* Begin DATA EXTRACT *

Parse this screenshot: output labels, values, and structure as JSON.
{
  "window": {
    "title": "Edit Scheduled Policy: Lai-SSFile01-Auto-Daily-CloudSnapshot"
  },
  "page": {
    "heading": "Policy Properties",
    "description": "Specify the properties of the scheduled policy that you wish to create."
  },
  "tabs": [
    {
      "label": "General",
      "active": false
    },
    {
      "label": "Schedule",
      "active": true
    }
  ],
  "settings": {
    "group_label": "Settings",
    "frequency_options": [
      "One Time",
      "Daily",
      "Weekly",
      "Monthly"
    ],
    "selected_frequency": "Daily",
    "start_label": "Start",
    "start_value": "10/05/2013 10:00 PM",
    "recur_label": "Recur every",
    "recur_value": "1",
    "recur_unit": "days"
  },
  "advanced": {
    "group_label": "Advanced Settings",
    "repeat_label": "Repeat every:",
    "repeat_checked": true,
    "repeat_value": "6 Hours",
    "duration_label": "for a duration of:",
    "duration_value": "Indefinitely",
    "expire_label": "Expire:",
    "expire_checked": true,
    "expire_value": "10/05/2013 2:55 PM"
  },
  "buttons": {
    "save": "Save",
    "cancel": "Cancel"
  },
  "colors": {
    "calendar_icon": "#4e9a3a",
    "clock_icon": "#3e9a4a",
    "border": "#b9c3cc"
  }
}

* End DATA EXTRACT *

Reproduce each entry word for word.

Parse this screenshot: output labels, values, and structure as JSON.
{
  "window": {
    "title": "Edit Scheduled Policy: Lai-SSFile01-Auto-Daily-CloudSnapshot"
  },
  "page": {
    "heading": "Policy Properties",
    "description": "Specify the properties of the scheduled policy that you wish to create."
  },
  "tabs": [
    {
      "label": "General",
      "active": false
    },
    {
      "label": "Schedule",
      "active": true
    }
  ],
  "settings": {
    "group_label": "Settings",
    "frequency_options": [
      "One Time",
      "Daily",
      "Weekly",
      "Monthly"
    ],
    "selected_frequency": "Daily",
    "start_label": "Start",
    "start_value": "10/05/2013 10:00 PM",
    "recur_label": "Recur every",
    "recur_value": "1",
    "recur_unit": "days"
  },
  "advanced": {
    "group_label": "Advanced Settings",
    "repeat_label": "Repeat every:",
    "repeat_checked": true,
    "repeat_value": "6 Hours",
    "duration_label": "for a duration of:",
    "duration_value": "Indefinitely",
    "expire_label": "Expire:",
    "expire_checked": true,
    "expire_value": "10/05/2013 2:55 PM"
  },
  "buttons": {
    "save": "Save",
    "cancel": "Cancel"
  },
  "colors": {
    "calendar_icon": "#4e9a3a",
    "clock_icon": "#3e9a4a",
    "border": "#b9c3cc"
  }
}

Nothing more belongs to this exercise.